◆ **What you should do**:
Pictures appear in the records below; write out everything else exactly.

Extracted records:

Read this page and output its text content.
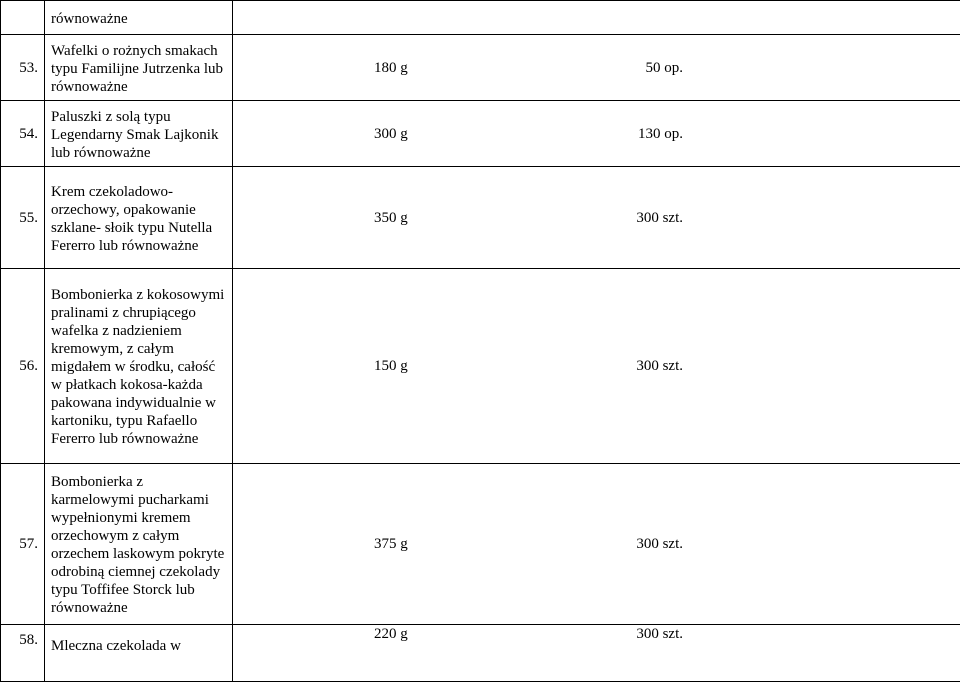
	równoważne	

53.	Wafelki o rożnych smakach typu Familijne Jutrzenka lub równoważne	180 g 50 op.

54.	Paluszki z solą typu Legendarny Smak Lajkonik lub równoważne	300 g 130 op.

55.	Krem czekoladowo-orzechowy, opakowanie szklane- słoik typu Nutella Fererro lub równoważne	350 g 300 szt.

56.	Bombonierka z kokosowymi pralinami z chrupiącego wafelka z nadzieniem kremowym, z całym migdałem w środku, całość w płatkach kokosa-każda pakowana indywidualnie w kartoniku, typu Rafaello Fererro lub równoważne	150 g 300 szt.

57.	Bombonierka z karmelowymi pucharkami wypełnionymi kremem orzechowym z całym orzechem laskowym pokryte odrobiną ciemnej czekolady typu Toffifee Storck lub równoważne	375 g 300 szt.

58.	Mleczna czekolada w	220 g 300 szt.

◆ **Task solution**:
Read this page and output its text content.
	równoważne	

53.	Wafelki o rożnych smakach typu Familijne Jutrzenka lub równoważne	180 g 50 op.

54.	Paluszki z solą typu Legendarny Smak Lajkonik lub równoważne	300 g 130 op.

55.	Krem czekoladowo-orzechowy, opakowanie szklane- słoik typu Nutella Fererro lub równoważne	350 g 300 szt.

56.	Bombonierka z kokosowymi pralinami z chrupiącego wafelka z nadzieniem kremowym, z całym migdałem w środku, całość w płatkach kokosa-każda pakowana indywidualnie w kartoniku, typu Rafaello Fererro lub równoważne	150 g 300 szt.

57.	Bombonierka z karmelowymi pucharkami wypełnionymi kremem orzechowym z całym orzechem laskowym pokryte odrobiną ciemnej czekolady typu Toffifee Storck lub równoważne	375 g 300 szt.

58.	Mleczna czekolada w	220 g 300 szt.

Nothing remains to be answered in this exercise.